*Dataset records:*
_ _ _ _
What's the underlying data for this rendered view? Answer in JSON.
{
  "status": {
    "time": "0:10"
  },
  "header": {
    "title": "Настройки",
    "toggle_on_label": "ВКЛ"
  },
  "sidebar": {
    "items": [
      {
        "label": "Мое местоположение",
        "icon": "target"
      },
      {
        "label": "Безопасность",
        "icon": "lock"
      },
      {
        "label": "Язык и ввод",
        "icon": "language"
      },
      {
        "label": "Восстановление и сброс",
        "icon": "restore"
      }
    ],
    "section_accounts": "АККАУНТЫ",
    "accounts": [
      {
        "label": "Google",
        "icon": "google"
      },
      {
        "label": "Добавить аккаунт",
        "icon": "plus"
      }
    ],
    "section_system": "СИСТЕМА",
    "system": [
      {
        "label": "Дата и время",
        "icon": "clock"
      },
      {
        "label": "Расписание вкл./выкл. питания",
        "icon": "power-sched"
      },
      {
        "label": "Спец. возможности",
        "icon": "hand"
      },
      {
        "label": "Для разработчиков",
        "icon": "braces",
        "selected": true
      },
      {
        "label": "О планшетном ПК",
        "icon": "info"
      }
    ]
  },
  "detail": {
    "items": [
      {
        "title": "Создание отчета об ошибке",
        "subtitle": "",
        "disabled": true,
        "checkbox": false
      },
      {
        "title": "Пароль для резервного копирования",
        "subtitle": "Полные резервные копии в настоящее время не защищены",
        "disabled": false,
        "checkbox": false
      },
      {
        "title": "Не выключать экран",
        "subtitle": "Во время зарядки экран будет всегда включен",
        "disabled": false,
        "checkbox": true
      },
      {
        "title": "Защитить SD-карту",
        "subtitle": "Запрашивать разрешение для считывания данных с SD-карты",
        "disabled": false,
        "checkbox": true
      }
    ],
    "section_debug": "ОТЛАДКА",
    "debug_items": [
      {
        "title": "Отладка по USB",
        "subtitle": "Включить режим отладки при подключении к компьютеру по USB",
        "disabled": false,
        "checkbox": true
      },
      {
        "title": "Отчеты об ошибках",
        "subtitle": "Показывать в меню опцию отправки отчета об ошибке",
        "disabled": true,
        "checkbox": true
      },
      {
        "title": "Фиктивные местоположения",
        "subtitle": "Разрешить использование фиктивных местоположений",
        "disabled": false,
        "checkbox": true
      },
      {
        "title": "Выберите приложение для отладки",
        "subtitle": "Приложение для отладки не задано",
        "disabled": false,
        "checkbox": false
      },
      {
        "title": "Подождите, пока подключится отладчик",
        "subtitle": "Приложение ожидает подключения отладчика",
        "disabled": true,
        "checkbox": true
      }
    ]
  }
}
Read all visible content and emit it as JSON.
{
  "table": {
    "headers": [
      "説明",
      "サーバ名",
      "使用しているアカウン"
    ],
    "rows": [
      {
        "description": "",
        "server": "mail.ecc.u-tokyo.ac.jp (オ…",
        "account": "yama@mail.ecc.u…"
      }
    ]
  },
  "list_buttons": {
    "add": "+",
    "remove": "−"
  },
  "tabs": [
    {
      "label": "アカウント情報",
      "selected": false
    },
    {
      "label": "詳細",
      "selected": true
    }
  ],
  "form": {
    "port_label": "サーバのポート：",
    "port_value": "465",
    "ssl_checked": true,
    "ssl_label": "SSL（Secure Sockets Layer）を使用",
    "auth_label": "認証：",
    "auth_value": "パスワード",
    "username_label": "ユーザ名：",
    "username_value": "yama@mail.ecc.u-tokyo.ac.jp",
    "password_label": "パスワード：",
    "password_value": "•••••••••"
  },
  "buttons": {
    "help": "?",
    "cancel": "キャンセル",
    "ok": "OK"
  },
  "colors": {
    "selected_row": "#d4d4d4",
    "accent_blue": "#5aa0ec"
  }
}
_ _ _ _
*The task:*
Copy out the lines that hold "tokyo".

*Written reply:*
        "server": "mail.ecc.u-tokyo.ac.jp (オ…",
    "username_value": "yama@mail.ecc.u-tokyo.ac.jp",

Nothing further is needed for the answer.